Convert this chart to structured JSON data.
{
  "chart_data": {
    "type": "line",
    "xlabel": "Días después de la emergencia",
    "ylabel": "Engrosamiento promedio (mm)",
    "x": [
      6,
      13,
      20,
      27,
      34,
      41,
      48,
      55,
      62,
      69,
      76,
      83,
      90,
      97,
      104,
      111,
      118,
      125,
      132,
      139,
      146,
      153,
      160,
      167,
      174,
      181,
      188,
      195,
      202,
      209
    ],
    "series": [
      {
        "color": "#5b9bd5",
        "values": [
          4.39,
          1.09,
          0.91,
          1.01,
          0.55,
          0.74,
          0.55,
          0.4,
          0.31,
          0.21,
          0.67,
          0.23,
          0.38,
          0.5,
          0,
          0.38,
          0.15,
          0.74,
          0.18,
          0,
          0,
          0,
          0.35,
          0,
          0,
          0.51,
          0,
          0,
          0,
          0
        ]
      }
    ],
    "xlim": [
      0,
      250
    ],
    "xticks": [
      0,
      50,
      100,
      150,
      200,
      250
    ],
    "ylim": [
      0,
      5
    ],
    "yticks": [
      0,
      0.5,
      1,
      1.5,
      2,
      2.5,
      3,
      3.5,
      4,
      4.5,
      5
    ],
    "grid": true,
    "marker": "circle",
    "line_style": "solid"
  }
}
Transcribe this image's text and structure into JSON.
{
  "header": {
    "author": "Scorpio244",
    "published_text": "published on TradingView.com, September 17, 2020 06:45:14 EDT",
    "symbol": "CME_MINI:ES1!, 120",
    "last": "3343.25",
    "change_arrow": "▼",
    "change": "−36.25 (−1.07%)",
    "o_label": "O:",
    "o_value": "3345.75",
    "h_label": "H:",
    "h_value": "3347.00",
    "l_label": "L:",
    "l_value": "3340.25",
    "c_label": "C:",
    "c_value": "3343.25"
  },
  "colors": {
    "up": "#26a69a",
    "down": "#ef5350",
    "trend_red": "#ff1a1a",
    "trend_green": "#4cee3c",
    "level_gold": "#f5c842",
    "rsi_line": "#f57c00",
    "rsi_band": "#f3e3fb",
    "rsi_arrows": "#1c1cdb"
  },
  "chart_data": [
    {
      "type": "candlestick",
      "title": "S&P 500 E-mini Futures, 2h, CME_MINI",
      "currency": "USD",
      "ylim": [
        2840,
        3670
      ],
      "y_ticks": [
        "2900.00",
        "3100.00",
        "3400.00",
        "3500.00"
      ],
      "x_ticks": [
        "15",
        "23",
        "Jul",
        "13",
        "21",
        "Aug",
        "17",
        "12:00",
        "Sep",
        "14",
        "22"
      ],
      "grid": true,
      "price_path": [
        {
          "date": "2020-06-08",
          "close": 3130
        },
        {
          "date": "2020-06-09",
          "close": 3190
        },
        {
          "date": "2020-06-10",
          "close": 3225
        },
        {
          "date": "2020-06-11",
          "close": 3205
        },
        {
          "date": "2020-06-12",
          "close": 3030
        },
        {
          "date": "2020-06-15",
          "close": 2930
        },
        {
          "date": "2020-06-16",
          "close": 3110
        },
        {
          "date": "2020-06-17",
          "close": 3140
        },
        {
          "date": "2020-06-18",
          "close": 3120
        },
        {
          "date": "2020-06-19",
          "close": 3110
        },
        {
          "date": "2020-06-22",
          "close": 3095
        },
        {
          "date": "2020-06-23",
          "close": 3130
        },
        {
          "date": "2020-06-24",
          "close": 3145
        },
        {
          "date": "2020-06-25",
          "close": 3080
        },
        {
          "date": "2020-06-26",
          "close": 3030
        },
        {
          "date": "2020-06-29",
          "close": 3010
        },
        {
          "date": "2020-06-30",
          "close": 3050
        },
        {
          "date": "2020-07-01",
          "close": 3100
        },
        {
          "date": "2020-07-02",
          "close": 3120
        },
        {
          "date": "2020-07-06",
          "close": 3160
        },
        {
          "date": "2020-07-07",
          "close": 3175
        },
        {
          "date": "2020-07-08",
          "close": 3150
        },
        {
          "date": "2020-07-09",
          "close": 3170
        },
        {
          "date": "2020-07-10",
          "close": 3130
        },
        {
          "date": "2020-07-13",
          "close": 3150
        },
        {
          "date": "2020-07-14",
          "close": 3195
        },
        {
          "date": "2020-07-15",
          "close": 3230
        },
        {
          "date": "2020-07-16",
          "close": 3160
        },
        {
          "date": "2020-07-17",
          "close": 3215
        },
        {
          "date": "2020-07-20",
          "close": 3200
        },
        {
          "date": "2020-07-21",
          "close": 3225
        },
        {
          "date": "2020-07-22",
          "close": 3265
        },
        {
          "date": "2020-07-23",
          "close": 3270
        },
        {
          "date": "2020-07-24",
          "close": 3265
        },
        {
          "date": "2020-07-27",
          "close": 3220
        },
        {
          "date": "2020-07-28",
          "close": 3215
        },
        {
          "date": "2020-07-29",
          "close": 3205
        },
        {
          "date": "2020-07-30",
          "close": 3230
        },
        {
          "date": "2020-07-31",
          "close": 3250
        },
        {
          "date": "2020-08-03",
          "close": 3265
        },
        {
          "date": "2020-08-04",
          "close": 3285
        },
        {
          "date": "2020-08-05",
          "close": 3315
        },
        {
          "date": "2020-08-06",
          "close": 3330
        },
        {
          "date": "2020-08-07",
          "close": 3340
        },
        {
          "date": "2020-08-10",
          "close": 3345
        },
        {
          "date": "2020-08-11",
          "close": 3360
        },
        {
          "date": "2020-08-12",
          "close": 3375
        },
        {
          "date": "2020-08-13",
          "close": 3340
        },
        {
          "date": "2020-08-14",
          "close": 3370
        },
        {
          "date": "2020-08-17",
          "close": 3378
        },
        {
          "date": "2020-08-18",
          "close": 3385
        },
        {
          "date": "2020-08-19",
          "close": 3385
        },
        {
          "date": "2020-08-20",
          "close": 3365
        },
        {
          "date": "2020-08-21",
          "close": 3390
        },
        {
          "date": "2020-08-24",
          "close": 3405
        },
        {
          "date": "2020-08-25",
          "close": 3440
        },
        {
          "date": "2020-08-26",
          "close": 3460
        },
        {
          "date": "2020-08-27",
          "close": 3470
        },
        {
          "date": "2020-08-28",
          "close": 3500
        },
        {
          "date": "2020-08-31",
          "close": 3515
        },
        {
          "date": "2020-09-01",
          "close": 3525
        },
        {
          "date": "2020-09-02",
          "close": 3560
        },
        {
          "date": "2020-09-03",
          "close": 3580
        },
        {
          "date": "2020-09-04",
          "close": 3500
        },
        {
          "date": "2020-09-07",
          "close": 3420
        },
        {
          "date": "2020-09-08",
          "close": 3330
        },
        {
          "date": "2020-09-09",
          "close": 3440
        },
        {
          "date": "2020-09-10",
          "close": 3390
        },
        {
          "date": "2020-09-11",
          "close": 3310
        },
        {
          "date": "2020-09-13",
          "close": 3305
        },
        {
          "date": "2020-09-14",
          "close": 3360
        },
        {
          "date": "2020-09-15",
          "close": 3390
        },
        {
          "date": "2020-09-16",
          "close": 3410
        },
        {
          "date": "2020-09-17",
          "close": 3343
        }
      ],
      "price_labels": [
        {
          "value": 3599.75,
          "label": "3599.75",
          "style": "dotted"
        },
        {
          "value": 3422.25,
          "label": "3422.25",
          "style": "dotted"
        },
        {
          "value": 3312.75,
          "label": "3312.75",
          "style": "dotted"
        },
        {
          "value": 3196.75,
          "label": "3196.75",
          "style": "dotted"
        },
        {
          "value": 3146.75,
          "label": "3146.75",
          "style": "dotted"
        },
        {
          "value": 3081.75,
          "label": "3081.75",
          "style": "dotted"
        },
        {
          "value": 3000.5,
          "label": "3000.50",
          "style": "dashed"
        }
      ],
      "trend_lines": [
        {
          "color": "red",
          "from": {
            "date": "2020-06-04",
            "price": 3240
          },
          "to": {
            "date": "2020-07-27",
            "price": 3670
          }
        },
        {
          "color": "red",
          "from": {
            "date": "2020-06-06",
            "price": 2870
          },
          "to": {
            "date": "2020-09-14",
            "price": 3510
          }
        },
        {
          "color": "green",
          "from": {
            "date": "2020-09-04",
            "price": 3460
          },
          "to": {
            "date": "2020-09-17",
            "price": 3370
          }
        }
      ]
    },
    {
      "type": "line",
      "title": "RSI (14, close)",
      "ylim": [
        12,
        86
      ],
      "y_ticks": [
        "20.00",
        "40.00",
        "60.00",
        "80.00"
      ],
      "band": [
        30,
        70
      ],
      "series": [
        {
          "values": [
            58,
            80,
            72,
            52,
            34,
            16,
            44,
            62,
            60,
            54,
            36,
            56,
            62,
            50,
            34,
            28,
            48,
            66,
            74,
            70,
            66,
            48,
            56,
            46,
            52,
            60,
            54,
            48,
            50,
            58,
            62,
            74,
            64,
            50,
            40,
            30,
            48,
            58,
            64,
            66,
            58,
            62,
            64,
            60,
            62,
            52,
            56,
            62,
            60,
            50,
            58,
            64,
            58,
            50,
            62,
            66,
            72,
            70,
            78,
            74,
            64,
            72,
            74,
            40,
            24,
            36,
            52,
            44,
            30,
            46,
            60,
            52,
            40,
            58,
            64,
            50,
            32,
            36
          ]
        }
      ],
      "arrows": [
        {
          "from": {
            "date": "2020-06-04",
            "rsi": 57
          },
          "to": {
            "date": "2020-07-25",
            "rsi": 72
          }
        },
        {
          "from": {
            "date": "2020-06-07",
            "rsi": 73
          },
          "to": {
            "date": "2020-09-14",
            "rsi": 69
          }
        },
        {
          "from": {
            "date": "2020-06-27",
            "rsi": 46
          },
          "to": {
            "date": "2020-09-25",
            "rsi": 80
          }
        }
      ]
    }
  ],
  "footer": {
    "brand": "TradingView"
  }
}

**WORK TO BE COMPLETED:** Collect the complete line wherever the string "this" appears in the records.

**TASK ANSWER:**
Convert this chart to structured JSON data.
Transcribe this image's text and structure into JSON.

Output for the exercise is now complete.